Aim:
What follows is a block of records; reproduce all of it verbatim.

Records shown:
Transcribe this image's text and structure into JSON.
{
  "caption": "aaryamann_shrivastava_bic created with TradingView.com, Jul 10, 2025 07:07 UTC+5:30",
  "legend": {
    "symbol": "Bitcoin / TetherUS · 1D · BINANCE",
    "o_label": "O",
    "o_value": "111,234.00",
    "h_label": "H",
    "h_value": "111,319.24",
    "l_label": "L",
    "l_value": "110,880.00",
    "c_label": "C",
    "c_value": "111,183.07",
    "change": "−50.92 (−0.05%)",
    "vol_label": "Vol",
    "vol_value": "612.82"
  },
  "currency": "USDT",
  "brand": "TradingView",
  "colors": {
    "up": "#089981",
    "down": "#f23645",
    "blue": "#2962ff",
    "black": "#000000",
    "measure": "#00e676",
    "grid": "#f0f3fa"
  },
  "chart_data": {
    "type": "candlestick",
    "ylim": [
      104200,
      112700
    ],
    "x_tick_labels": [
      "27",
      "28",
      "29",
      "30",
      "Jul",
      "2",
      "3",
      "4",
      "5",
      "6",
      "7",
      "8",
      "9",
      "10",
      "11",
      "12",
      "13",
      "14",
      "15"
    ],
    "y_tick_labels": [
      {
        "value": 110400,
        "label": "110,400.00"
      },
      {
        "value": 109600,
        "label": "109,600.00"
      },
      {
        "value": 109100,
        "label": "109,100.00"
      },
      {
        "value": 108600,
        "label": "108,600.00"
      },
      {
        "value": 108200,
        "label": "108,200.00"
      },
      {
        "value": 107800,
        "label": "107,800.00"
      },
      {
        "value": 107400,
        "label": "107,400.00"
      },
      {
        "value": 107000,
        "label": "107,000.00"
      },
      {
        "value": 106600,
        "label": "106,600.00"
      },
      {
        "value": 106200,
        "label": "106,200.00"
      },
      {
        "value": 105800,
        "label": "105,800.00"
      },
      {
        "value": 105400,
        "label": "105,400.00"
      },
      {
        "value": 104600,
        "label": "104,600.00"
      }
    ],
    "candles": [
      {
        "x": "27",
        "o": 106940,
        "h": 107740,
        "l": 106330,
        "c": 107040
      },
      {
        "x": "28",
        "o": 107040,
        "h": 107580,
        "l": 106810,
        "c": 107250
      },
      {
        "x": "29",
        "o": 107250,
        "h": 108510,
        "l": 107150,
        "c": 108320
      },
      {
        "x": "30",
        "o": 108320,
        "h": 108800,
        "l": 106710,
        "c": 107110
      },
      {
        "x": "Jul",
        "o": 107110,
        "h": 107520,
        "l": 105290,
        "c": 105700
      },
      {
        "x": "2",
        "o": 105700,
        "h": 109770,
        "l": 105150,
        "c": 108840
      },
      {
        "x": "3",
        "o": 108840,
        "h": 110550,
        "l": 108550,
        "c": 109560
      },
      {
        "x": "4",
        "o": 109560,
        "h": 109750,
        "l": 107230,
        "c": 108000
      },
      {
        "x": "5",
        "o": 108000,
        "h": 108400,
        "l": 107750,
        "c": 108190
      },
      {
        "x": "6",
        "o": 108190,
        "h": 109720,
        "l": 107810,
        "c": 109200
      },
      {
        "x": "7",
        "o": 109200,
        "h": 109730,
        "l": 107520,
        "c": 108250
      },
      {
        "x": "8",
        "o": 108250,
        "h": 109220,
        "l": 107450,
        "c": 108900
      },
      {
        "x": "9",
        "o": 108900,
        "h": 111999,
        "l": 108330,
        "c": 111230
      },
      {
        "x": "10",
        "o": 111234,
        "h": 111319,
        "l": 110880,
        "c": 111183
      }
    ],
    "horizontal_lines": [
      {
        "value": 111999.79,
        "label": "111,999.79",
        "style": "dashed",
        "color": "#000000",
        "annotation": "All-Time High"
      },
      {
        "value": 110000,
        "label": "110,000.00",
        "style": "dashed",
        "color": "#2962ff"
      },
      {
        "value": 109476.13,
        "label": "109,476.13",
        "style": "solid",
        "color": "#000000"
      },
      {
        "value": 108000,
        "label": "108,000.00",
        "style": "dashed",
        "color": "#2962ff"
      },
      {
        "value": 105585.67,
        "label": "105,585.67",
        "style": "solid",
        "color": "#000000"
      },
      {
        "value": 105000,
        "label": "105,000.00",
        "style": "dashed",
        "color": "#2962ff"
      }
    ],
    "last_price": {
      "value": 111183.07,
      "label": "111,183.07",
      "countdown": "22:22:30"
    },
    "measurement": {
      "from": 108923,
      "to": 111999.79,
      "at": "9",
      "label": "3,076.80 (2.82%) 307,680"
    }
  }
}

The reply:
Transcribe this image's text and structure into JSON.
{
  "caption": "aaryamann_shrivastava_bic created with TradingView.com, Jul 10, 2025 07:07 UTC+5:30",
  "legend": {
    "symbol": "Bitcoin / TetherUS · 1D · BINANCE",
    "o_label": "O",
    "o_value": "111,234.00",
    "h_label": "H",
    "h_value": "111,319.24",
    "l_label": "L",
    "l_value": "110,880.00",
    "c_label": "C",
    "c_value": "111,183.07",
    "change": "−50.92 (−0.05%)",
    "vol_label": "Vol",
    "vol_value": "612.82"
  },
  "currency": "USDT",
  "brand": "TradingView",
  "colors": {
    "up": "#089981",
    "down": "#f23645",
    "blue": "#2962ff",
    "black": "#000000",
    "measure": "#00e676",
    "grid": "#f0f3fa"
  },
  "chart_data": {
    "type": "candlestick",
    "ylim": [
      104200,
      112700
    ],
    "x_tick_labels": [
      "27",
      "28",
      "29",
      "30",
      "Jul",
      "2",
      "3",
      "4",
      "5",
      "6",
      "7",
      "8",
      "9",
      "10",
      "11",
      "12",
      "13",
      "14",
      "15"
    ],
    "y_tick_labels": [
      {
        "value": 110400,
        "label": "110,400.00"
      },
      {
        "value": 109600,
        "label": "109,600.00"
      },
      {
        "value": 109100,
        "label": "109,100.00"
      },
      {
        "value": 108600,
        "label": "108,600.00"
      },
      {
        "value": 108200,
        "label": "108,200.00"
      },
      {
        "value": 107800,
        "label": "107,800.00"
      },
      {
        "value": 107400,
        "label": "107,400.00"
      },
      {
        "value": 107000,
        "label": "107,000.00"
      },
      {
        "value": 106600,
        "label": "106,600.00"
      },
      {
        "value": 106200,
        "label": "106,200.00"
      },
      {
        "value": 105800,
        "label": "105,800.00"
      },
      {
        "value": 105400,
        "label": "105,400.00"
      },
      {
        "value": 104600,
        "label": "104,600.00"
      }
    ],
    "candles": [
      {
        "x": "27",
        "o": 106940,
        "h": 107740,
        "l": 106330,
        "c": 107040
      },
      {
        "x": "28",
        "o": 107040,
        "h": 107580,
        "l": 106810,
        "c": 107250
      },
      {
        "x": "29",
        "o": 107250,
        "h": 108510,
        "l": 107150,
        "c": 108320
      },
      {
        "x": "30",
        "o": 108320,
        "h": 108800,
        "l": 106710,
        "c": 107110
      },
      {
        "x": "Jul",
        "o": 107110,
        "h": 107520,
        "l": 105290,
        "c": 105700
      },
      {
        "x": "2",
        "o": 105700,
        "h": 109770,
        "l": 105150,
        "c": 108840
      },
      {
        "x": "3",
        "o": 108840,
        "h": 110550,
        "l": 108550,
        "c": 109560
      },
      {
        "x": "4",
        "o": 109560,
        "h": 109750,
        "l": 107230,
        "c": 108000
      },
      {
        "x": "5",
        "o": 108000,
        "h": 108400,
        "l": 107750,
        "c": 108190
      },
      {
        "x": "6",
        "o": 108190,
        "h": 109720,
        "l": 107810,
        "c": 109200
      },
      {
        "x": "7",
        "o": 109200,
        "h": 109730,
        "l": 107520,
        "c": 108250
      },
      {
        "x": "8",
        "o": 108250,
        "h": 109220,
        "l": 107450,
        "c": 108900
      },
      {
        "x": "9",
        "o": 108900,
        "h": 111999,
        "l": 108330,
        "c": 111230
      },
      {
        "x": "10",
        "o": 111234,
        "h": 111319,
        "l": 110880,
        "c": 111183
      }
    ],
    "horizontal_lines": [
      {
        "value": 111999.79,
        "label": "111,999.79",
        "style": "dashed",
        "color": "#000000",
        "annotation": "All-Time High"
      },
      {
        "value": 110000,
        "label": "110,000.00",
        "style": "dashed",
        "color": "#2962ff"
      },
      {
        "value": 109476.13,
        "label": "109,476.13",
        "style": "solid",
        "color": "#000000"
      },
      {
        "value": 108000,
        "label": "108,000.00",
        "style": "dashed",
        "color": "#2962ff"
      },
      {
        "value": 105585.67,
        "label": "105,585.67",
        "style": "solid",
        "color": "#000000"
      },
      {
        "value": 105000,
        "label": "105,000.00",
        "style": "dashed",
        "color": "#2962ff"
      }
    ],
    "last_price": {
      "value": 111183.07,
      "label": "111,183.07",
      "countdown": "22:22:30"
    },
    "measurement": {
      "from": 108923,
      "to": 111999.79,
      "at": "9",
      "label": "3,076.80 (2.82%) 307,680"
    }
  }
}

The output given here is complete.